▶ _Requirement_:
Copy out lines with the word "rest" from the material that follows.

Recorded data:
━━━━━━━━━━━━━━━━━━━━

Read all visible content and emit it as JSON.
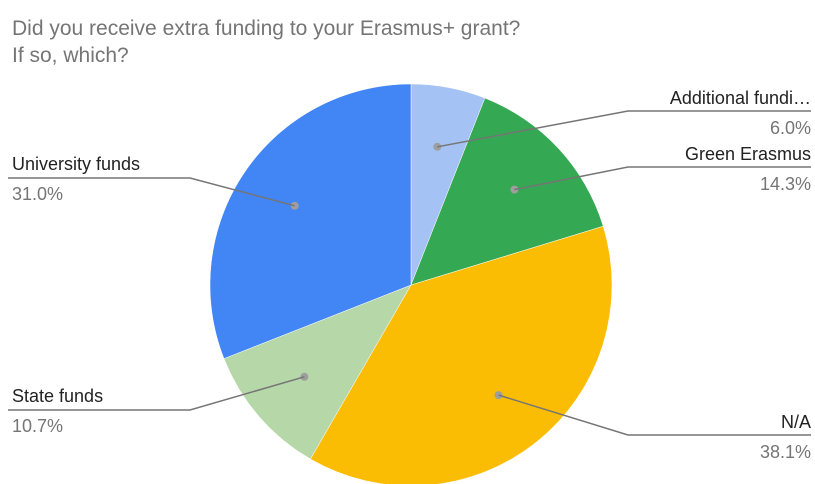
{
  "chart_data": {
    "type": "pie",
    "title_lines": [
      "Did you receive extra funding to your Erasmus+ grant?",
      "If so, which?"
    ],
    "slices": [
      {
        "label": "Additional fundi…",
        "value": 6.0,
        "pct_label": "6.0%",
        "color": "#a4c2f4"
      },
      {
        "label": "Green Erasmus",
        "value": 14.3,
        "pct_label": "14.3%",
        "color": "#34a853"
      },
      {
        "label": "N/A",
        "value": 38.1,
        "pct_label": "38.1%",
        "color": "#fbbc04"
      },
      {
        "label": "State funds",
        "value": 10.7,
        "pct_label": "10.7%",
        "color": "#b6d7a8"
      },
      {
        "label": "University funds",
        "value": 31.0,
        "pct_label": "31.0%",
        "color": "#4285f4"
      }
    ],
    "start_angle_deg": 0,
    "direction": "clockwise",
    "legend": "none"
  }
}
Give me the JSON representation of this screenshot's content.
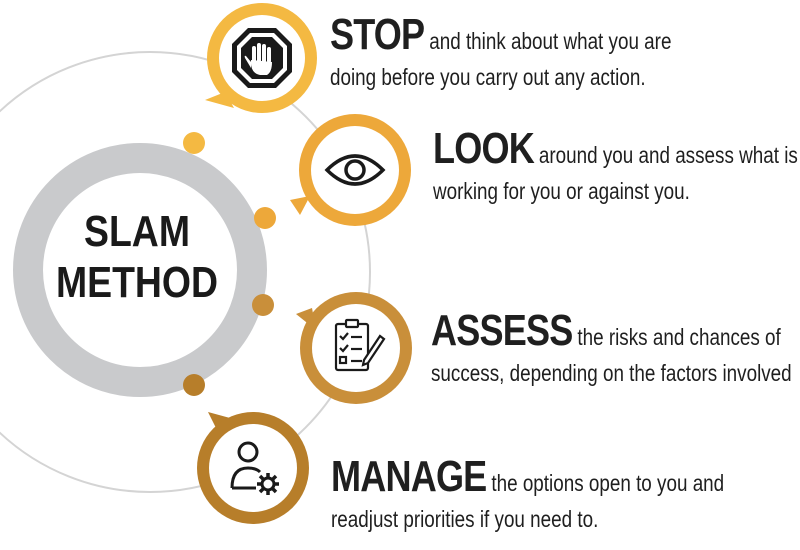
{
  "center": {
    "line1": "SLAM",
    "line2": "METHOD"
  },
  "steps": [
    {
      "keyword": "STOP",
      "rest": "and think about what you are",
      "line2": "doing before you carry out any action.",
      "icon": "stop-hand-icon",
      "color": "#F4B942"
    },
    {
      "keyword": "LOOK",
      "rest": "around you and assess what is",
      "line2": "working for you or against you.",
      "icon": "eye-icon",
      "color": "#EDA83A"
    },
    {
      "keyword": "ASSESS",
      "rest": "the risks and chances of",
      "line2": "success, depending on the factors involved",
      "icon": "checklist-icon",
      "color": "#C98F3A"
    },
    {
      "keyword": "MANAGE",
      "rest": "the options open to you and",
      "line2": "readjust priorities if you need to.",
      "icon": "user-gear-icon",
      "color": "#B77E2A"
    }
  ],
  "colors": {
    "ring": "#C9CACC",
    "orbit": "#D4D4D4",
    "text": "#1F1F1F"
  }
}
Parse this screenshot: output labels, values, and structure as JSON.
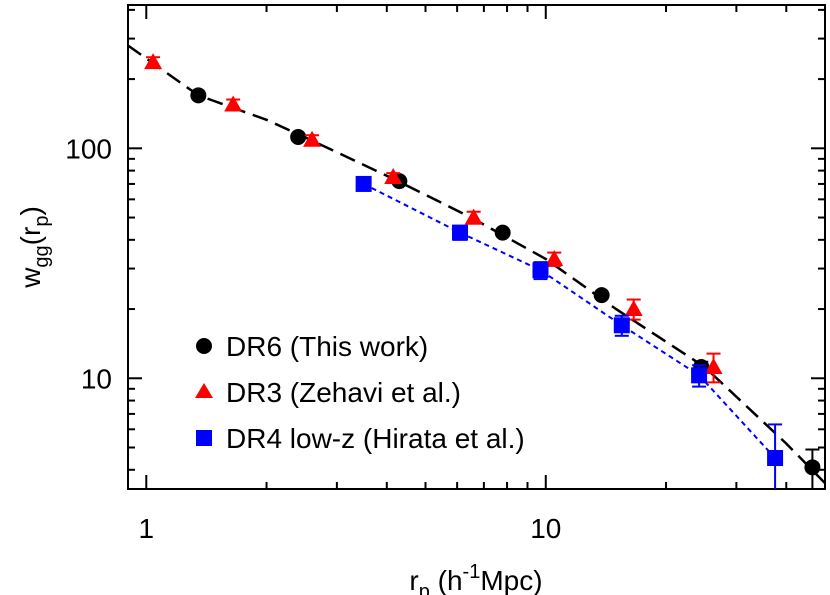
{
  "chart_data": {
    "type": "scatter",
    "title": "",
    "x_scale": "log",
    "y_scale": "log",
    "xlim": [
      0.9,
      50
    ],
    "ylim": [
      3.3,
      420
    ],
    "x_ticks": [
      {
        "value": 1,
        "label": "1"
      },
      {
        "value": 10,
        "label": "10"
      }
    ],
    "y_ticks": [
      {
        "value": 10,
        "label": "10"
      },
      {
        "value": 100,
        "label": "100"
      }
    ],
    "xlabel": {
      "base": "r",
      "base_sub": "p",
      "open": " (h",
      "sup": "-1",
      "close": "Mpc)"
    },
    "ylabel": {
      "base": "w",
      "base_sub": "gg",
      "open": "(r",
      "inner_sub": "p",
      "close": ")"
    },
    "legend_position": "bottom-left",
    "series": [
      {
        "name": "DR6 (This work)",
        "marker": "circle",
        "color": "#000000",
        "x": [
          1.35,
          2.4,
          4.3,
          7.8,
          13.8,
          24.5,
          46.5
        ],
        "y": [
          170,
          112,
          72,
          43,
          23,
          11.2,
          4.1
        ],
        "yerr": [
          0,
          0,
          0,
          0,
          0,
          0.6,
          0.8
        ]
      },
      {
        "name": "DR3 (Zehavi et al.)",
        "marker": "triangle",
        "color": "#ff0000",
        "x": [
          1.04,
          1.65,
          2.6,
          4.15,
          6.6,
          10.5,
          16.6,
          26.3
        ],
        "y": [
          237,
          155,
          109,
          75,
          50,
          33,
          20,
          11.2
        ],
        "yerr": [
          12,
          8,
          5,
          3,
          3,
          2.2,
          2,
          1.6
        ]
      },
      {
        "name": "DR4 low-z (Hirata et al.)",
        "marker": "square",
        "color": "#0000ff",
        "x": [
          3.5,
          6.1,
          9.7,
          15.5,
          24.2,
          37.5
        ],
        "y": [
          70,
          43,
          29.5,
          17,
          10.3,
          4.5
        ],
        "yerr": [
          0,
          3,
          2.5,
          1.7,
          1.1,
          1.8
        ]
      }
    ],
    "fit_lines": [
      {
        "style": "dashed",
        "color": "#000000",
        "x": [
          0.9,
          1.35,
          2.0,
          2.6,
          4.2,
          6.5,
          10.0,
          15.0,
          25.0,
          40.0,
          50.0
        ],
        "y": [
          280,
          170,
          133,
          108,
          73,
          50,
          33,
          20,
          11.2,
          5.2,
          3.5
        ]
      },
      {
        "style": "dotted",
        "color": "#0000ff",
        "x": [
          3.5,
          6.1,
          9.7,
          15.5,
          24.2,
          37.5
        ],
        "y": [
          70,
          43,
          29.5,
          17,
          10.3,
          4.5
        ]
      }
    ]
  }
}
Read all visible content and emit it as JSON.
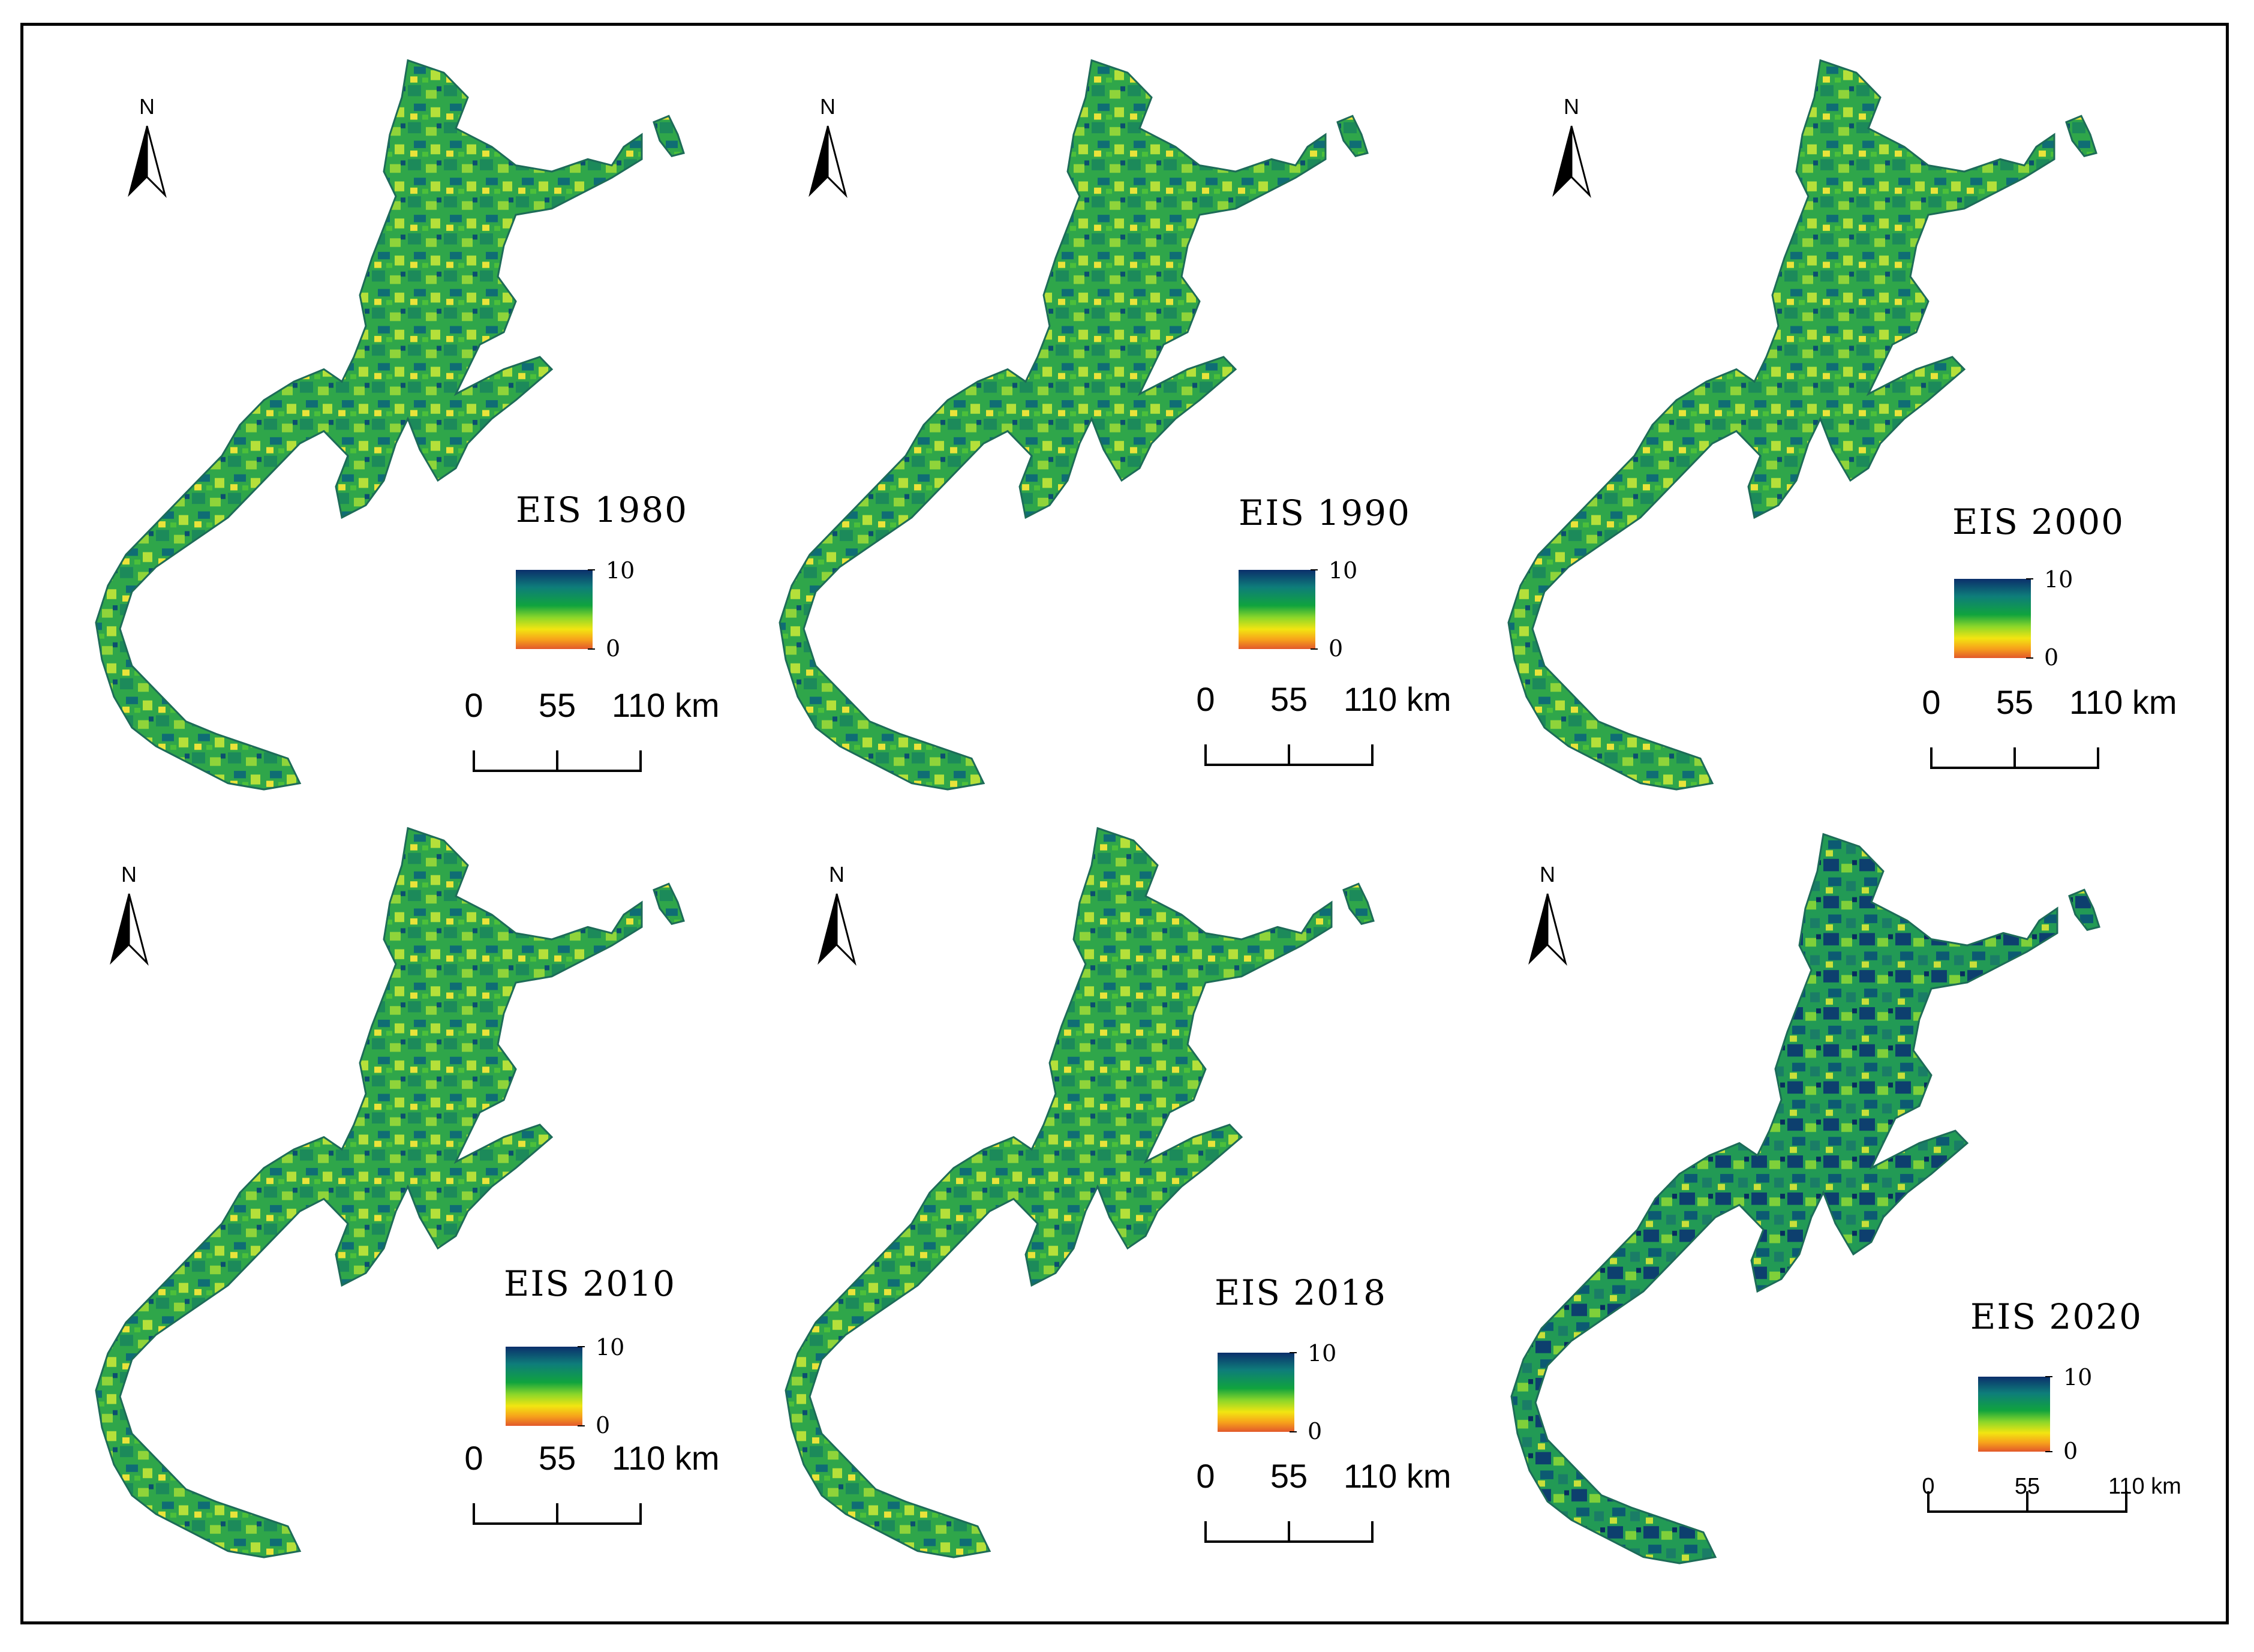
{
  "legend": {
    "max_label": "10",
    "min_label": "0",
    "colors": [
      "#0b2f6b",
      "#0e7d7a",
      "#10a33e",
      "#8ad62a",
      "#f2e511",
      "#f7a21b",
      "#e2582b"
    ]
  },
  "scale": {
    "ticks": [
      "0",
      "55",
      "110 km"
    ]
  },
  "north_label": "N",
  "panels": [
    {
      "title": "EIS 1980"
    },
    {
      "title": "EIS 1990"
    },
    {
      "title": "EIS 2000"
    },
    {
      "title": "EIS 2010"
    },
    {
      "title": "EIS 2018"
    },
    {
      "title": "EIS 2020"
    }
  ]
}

━━━━━━━━━━━━━━━━━━━━

▶ _Exercise answer_:
      "rest": "and think about what you are",
      "rest": "around you and assess what is",
      "rest": "the risks and chances of",
      "rest": "the options open to you and",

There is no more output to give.